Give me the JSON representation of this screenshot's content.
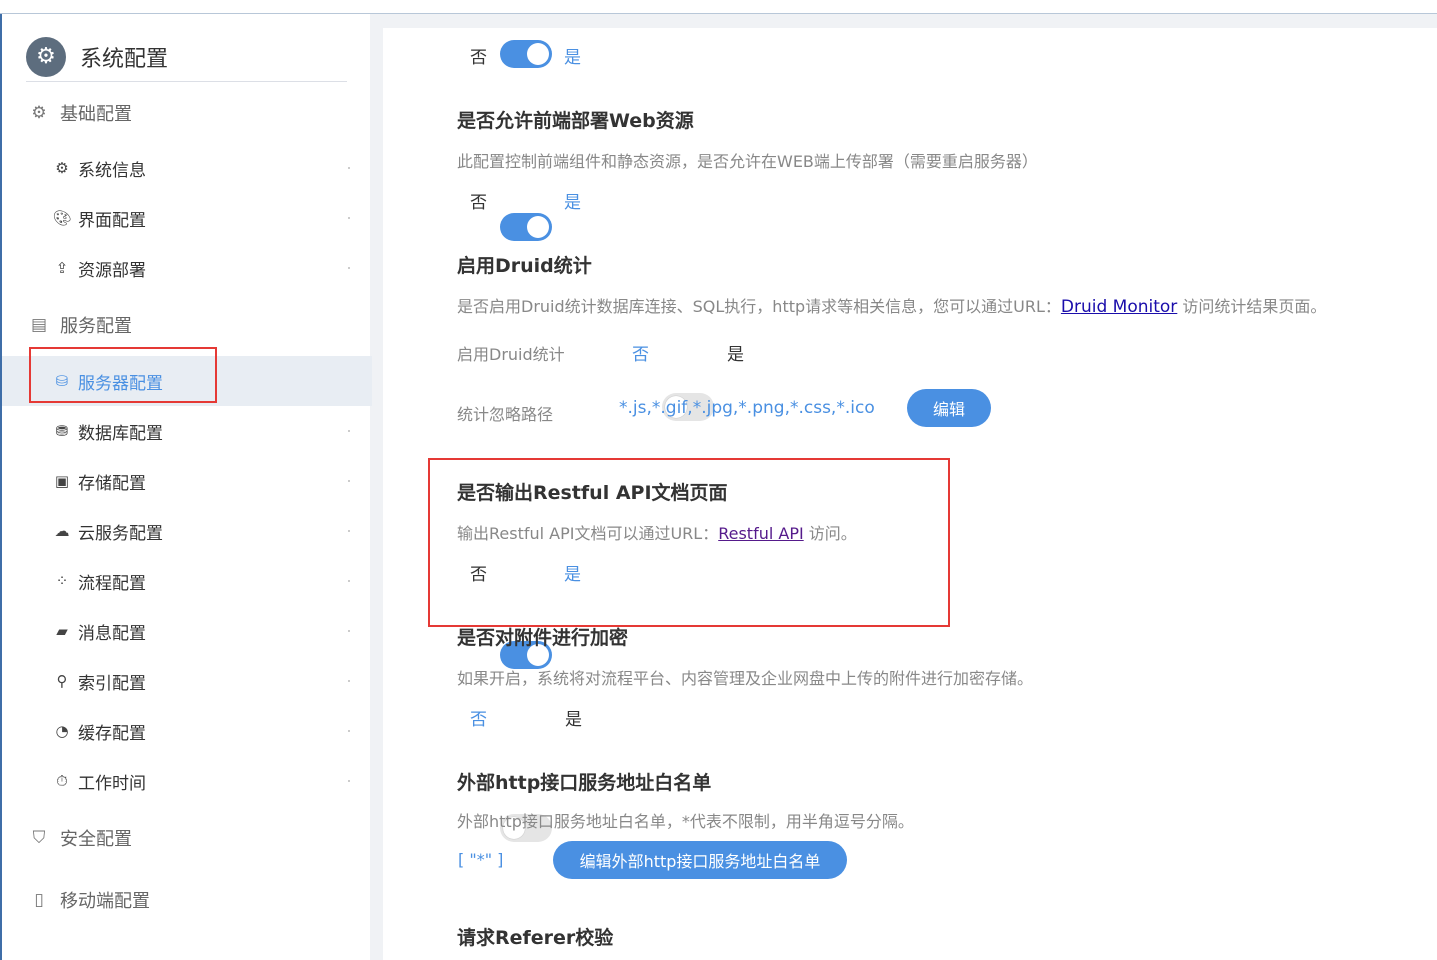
{
  "sidebar": {
    "title": "系统配置",
    "title_icon": "gear-icon",
    "groups": [
      {
        "label": "基础配置",
        "icon": "gear-icon"
      },
      {
        "label": "服务配置",
        "icon": "server-icon"
      },
      {
        "label": "安全配置",
        "icon": "shield-icon"
      },
      {
        "label": "移动端配置",
        "icon": "mobile-icon"
      }
    ],
    "items": [
      {
        "label": "系统信息",
        "icon": "gear-icon"
      },
      {
        "label": "界面配置",
        "icon": "palette-icon"
      },
      {
        "label": "资源部署",
        "icon": "upload-icon"
      },
      {
        "label": "服务器配置",
        "icon": "server-user-icon",
        "active": true
      },
      {
        "label": "数据库配置",
        "icon": "database-icon"
      },
      {
        "label": "存储配置",
        "icon": "archive-icon"
      },
      {
        "label": "云服务配置",
        "icon": "cloud-icon"
      },
      {
        "label": "流程配置",
        "icon": "flow-icon"
      },
      {
        "label": "消息配置",
        "icon": "message-icon"
      },
      {
        "label": "索引配置",
        "icon": "search-icon"
      },
      {
        "label": "缓存配置",
        "icon": "pie-icon"
      },
      {
        "label": "工作时间",
        "icon": "stopwatch-icon"
      }
    ]
  },
  "main": {
    "top_toggle": {
      "no": "否",
      "yes": "是",
      "on": true
    },
    "web_resource": {
      "title": "是否允许前端部署Web资源",
      "desc": "此配置控制前端组件和静态资源，是否允许在WEB端上传部署（需要重启服务器）",
      "no": "否",
      "yes": "是",
      "on": true
    },
    "druid": {
      "title": "启用Druid统计",
      "desc_prefix": "是否启用Druid统计数据库连接、SQL执行，http请求等相关信息，您可以通过URL：",
      "link": "Druid Monitor",
      "desc_suffix": " 访问统计结果页面。",
      "enable_label": "启用Druid统计",
      "no": "否",
      "yes": "是",
      "on": false,
      "ignore_label": "统计忽略路径",
      "ignore_value": "*.js,*.gif,*.jpg,*.png,*.css,*.ico",
      "edit_button": "编辑"
    },
    "restful": {
      "title": "是否输出Restful API文档页面",
      "desc_prefix": "输出Restful API文档可以通过URL：",
      "link": "Restful API",
      "desc_suffix": " 访问。",
      "no": "否",
      "yes": "是",
      "on": true
    },
    "attachment": {
      "title": "是否对附件进行加密",
      "desc": "如果开启，系统将对流程平台、内容管理及企业网盘中上传的附件进行加密存储。",
      "no": "否",
      "yes": "是",
      "on": false
    },
    "whitelist": {
      "title": "外部http接口服务地址白名单",
      "desc": "外部http接口服务地址白名单，*代表不限制，用半角逗号分隔。",
      "value": "[ \"*\" ]",
      "edit_button": "编辑外部http接口服务地址白名单"
    },
    "referer": {
      "title": "请求Referer校验"
    }
  },
  "colors": {
    "accent": "#4a90e2",
    "highlight_box": "#e53935"
  }
}
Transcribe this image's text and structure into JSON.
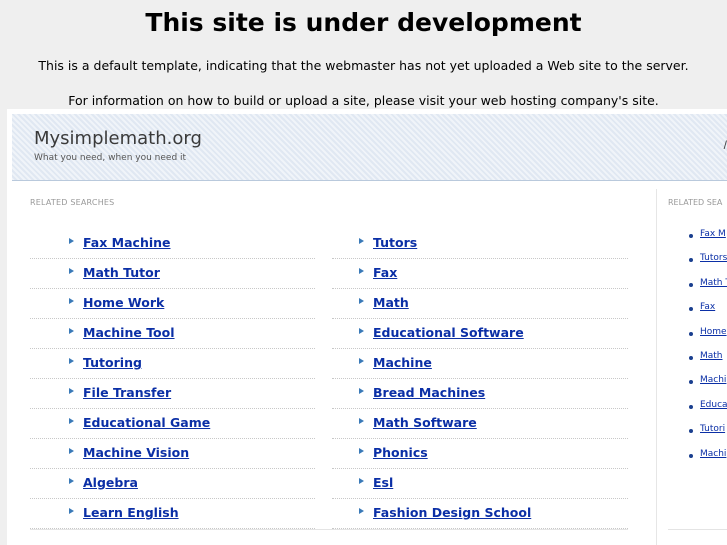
{
  "notice": {
    "title": "This site is under development",
    "line1": "This is a default template, indicating that the webmaster has not yet uploaded a Web site to the server.",
    "line2": "For information on how to build or upload a site, please visit your web hosting company's site."
  },
  "header": {
    "site_name": "Mysimplemath.org",
    "tagline": "What you need, when you need it",
    "edge_mark": "/"
  },
  "main": {
    "section_label": "RELATED SEARCHES",
    "left_links": [
      "Fax Machine",
      "Math Tutor",
      "Home Work",
      "Machine Tool",
      "Tutoring",
      "File Transfer",
      "Educational Game",
      "Machine Vision",
      "Algebra",
      "Learn English"
    ],
    "right_links": [
      "Tutors",
      "Fax",
      "Math",
      "Educational Software",
      "Machine",
      "Bread Machines",
      "Math Software",
      "Phonics",
      "Esl",
      "Fashion Design School"
    ]
  },
  "sidebar": {
    "section_label": "RELATED SEA",
    "links": [
      "Fax M",
      "Tutors",
      "Math T",
      "Fax",
      "Home",
      "Math",
      "Machi",
      "Educa",
      "Tutori",
      "Machi"
    ]
  },
  "colors": {
    "link": "#0b2fa6",
    "arrow": "#3a7ab8",
    "header_bg": "#e8eef6",
    "page_bg": "#efefef"
  }
}
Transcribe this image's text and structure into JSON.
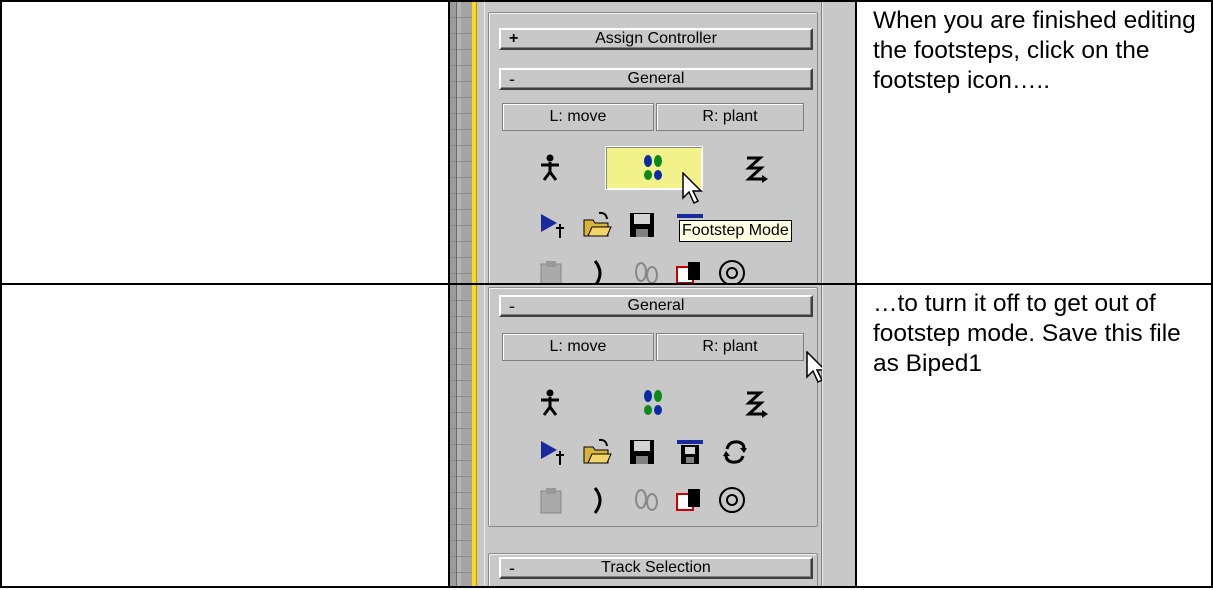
{
  "rows": [
    {
      "caption": "When you are finished editing the footsteps, click on the footstep icon…..",
      "panel": {
        "assign_controller": {
          "sign": "+",
          "label": "Assign Controller"
        },
        "general": {
          "sign": "-",
          "label": "General"
        },
        "mode_left": "L: move",
        "mode_right": "R: plant",
        "tooltip": "Footstep Mode",
        "footstep_button_highlighted": true
      }
    },
    {
      "caption": "…to turn it off to get out of footstep mode. Save this file as Biped1",
      "panel": {
        "general": {
          "sign": "-",
          "label": "General"
        },
        "mode_left": "L: move",
        "mode_right": "R: plant",
        "track_selection": {
          "sign": "-",
          "label": "Track Selection"
        },
        "footstep_button_highlighted": false
      }
    }
  ],
  "icons": [
    "figure-mode-icon",
    "footstep-mode-icon",
    "motion-flow-icon",
    "play-biped-icon",
    "load-file-icon",
    "save-file-icon",
    "convert-icon",
    "refresh-icon",
    "paste-icon",
    "bracket-icon",
    "feet-icon",
    "copy-posture-icon",
    "target-icon"
  ],
  "colors": {
    "highlight": "#f3f18a",
    "tooltip_bg": "#ffffe1",
    "viewport_edge": "#ffd81a",
    "panel_bg": "#c8c8c8"
  }
}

+ + + + +

- **Task instructions**
Reproduce all the entries that precede this task, word for word, minus any pictures.

- **Answer to this problem**
Give me the JSON representation of this screenshot's content.
{
  "sidebar": {
    "title": "系统配置",
    "title_icon": "gear-icon",
    "groups": [
      {
        "label": "基础配置",
        "icon": "gear-icon"
      },
      {
        "label": "服务配置",
        "icon": "server-icon"
      },
      {
        "label": "安全配置",
        "icon": "shield-icon"
      },
      {
        "label": "移动端配置",
        "icon": "mobile-icon"
      }
    ],
    "items": [
      {
        "label": "系统信息",
        "icon": "gear-icon"
      },
      {
        "label": "界面配置",
        "icon": "palette-icon"
      },
      {
        "label": "资源部署",
        "icon": "upload-icon"
      },
      {
        "label": "服务器配置",
        "icon": "server-user-icon",
        "active": true
      },
      {
        "label": "数据库配置",
        "icon": "database-icon"
      },
      {
        "label": "存储配置",
        "icon": "archive-icon"
      },
      {
        "label": "云服务配置",
        "icon": "cloud-icon"
      },
      {
        "label": "流程配置",
        "icon": "flow-icon"
      },
      {
        "label": "消息配置",
        "icon": "message-icon"
      },
      {
        "label": "索引配置",
        "icon": "search-icon"
      },
      {
        "label": "缓存配置",
        "icon": "pie-icon"
      },
      {
        "label": "工作时间",
        "icon": "stopwatch-icon"
      }
    ]
  },
  "main": {
    "top_toggle": {
      "no": "否",
      "yes": "是",
      "on": true
    },
    "web_resource": {
      "title": "是否允许前端部署Web资源",
      "desc": "此配置控制前端组件和静态资源，是否允许在WEB端上传部署（需要重启服务器）",
      "no": "否",
      "yes": "是",
      "on": true
    },
    "druid": {
      "title": "启用Druid统计",
      "desc_prefix": "是否启用Druid统计数据库连接、SQL执行，http请求等相关信息，您可以通过URL：",
      "link": "Druid Monitor",
      "desc_suffix": " 访问统计结果页面。",
      "enable_label": "启用Druid统计",
      "no": "否",
      "yes": "是",
      "on": false,
      "ignore_label": "统计忽略路径",
      "ignore_value": "*.js,*.gif,*.jpg,*.png,*.css,*.ico",
      "edit_button": "编辑"
    },
    "restful": {
      "title": "是否输出Restful API文档页面",
      "desc_prefix": "输出Restful API文档可以通过URL：",
      "link": "Restful API",
      "desc_suffix": " 访问。",
      "no": "否",
      "yes": "是",
      "on": true
    },
    "attachment": {
      "title": "是否对附件进行加密",
      "desc": "如果开启，系统将对流程平台、内容管理及企业网盘中上传的附件进行加密存储。",
      "no": "否",
      "yes": "是",
      "on": false
    },
    "whitelist": {
      "title": "外部http接口服务地址白名单",
      "desc": "外部http接口服务地址白名单，*代表不限制，用半角逗号分隔。",
      "value": "[ \"*\" ]",
      "edit_button": "编辑外部http接口服务地址白名单"
    },
    "referer": {
      "title": "请求Referer校验"
    }
  },
  "colors": {
    "accent": "#4a90e2",
    "highlight_box": "#e53935"
  }
}
Transcribe this image's text and structure into JSON.
{
  "notice": {
    "title": "This site is under development",
    "line1": "This is a default template, indicating that the webmaster has not yet uploaded a Web site to the server.",
    "line2": "For information on how to build or upload a site, please visit your web hosting company's site."
  },
  "header": {
    "site_name": "Mysimplemath.org",
    "tagline": "What you need, when you need it",
    "edge_mark": "/"
  },
  "main": {
    "section_label": "RELATED SEARCHES",
    "left_links": [
      "Fax Machine",
      "Math Tutor",
      "Home Work",
      "Machine Tool",
      "Tutoring",
      "File Transfer",
      "Educational Game",
      "Machine Vision",
      "Algebra",
      "Learn English"
    ],
    "right_links": [
      "Tutors",
      "Fax",
      "Math",
      "Educational Software",
      "Machine",
      "Bread Machines",
      "Math Software",
      "Phonics",
      "Esl",
      "Fashion Design School"
    ]
  },
  "sidebar": {
    "section_label": "RELATED SEA",
    "links": [
      "Fax M",
      "Tutors",
      "Math T",
      "Fax",
      "Home",
      "Math",
      "Machi",
      "Educa",
      "Tutori",
      "Machi"
    ]
  },
  "colors": {
    "link": "#0b2fa6",
    "arrow": "#3a7ab8",
    "header_bg": "#e8eef6",
    "page_bg": "#efefef"
  }
}
Transcribe this image's text and structure into JSON.
{
  "rows": [
    {
      "caption": "When you are finished editing the footsteps, click on the footstep icon…..",
      "panel": {
        "assign_controller": {
          "sign": "+",
          "label": "Assign Controller"
        },
        "general": {
          "sign": "-",
          "label": "General"
        },
        "mode_left": "L: move",
        "mode_right": "R: plant",
        "tooltip": "Footstep Mode",
        "footstep_button_highlighted": true
      }
    },
    {
      "caption": "…to turn it off to get out of footstep mode. Save this file as Biped1",
      "panel": {
        "general": {
          "sign": "-",
          "label": "General"
        },
        "mode_left": "L: move",
        "mode_right": "R: plant",
        "track_selection": {
          "sign": "-",
          "label": "Track Selection"
        },
        "footstep_button_highlighted": false
      }
    }
  ],
  "icons": [
    "figure-mode-icon",
    "footstep-mode-icon",
    "motion-flow-icon",
    "play-biped-icon",
    "load-file-icon",
    "save-file-icon",
    "convert-icon",
    "refresh-icon",
    "paste-icon",
    "bracket-icon",
    "feet-icon",
    "copy-posture-icon",
    "target-icon"
  ],
  "colors": {
    "highlight": "#f3f18a",
    "tooltip_bg": "#ffffe1",
    "viewport_edge": "#ffd81a",
    "panel_bg": "#c8c8c8"
  }
}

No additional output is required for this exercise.